━━━ Provided entries

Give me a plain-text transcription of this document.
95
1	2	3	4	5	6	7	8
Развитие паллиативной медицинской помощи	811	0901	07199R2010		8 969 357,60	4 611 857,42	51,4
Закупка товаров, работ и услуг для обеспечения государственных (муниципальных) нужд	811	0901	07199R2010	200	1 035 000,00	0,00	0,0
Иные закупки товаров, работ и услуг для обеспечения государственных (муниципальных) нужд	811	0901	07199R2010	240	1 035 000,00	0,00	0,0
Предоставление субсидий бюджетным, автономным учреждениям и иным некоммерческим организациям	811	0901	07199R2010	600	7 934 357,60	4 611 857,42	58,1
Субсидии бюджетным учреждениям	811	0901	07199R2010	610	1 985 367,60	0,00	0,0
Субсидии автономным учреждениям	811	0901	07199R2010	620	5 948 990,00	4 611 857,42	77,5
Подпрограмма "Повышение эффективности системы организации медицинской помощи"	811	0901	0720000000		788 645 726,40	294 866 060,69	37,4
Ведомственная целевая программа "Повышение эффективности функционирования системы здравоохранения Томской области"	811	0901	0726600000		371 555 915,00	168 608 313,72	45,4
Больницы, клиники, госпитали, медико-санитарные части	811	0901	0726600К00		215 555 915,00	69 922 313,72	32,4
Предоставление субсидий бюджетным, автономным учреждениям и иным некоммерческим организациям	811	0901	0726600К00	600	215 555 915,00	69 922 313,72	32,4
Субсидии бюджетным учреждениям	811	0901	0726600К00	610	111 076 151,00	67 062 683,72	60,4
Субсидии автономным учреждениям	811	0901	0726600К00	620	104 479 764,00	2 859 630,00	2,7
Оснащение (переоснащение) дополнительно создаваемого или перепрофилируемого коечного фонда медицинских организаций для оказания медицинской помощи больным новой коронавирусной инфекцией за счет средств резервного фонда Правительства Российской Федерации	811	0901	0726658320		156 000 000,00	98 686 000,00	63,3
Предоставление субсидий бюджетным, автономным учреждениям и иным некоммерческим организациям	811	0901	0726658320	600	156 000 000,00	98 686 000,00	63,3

━━━━━━

Reproduce the material in full, with no word added or dropped.

> _Answer for this exercise_:
Give me a plain-text transcription of this document.
95
1	2	3	4	5	6	7	8
Развитие паллиативной медицинской помощи	811	0901	07199R2010		8 969 357,60	4 611 857,42	51,4
Закупка товаров, работ и услуг для обеспечения государственных (муниципальных) нужд	811	0901	07199R2010	200	1 035 000,00	0,00	0,0
Иные закупки товаров, работ и услуг для обеспечения государственных (муниципальных) нужд	811	0901	07199R2010	240	1 035 000,00	0,00	0,0
Предоставление субсидий бюджетным, автономным учреждениям и иным некоммерческим организациям	811	0901	07199R2010	600	7 934 357,60	4 611 857,42	58,1
Субсидии бюджетным учреждениям	811	0901	07199R2010	610	1 985 367,60	0,00	0,0
Субсидии автономным учреждениям	811	0901	07199R2010	620	5 948 990,00	4 611 857,42	77,5
Подпрограмма "Повышение эффективности системы организации медицинской помощи"	811	0901	0720000000		788 645 726,40	294 866 060,69	37,4
Ведомственная целевая программа "Повышение эффективности функционирования системы здравоохранения Томской области"	811	0901	0726600000		371 555 915,00	168 608 313,72	45,4
Больницы, клиники, госпитали, медико-санитарные части	811	0901	0726600К00		215 555 915,00	69 922 313,72	32,4
Предоставление субсидий бюджетным, автономным учреждениям и иным некоммерческим организациям	811	0901	0726600К00	600	215 555 915,00	69 922 313,72	32,4
Субсидии бюджетным учреждениям	811	0901	0726600К00	610	111 076 151,00	67 062 683,72	60,4
Субсидии автономным учреждениям	811	0901	0726600К00	620	104 479 764,00	2 859 630,00	2,7
Оснащение (переоснащение) дополнительно создаваемого или перепрофилируемого коечного фонда медицинских организаций для оказания медицинской помощи больным новой коронавирусной инфекцией за счет средств резервного фонда Правительства Российской Федерации	811	0901	0726658320		156 000 000,00	98 686 000,00	63,3
Предоставление субсидий бюджетным, автономным учреждениям и иным некоммерческим организациям	811	0901	0726658320	600	156 000 000,00	98 686 000,00	63,3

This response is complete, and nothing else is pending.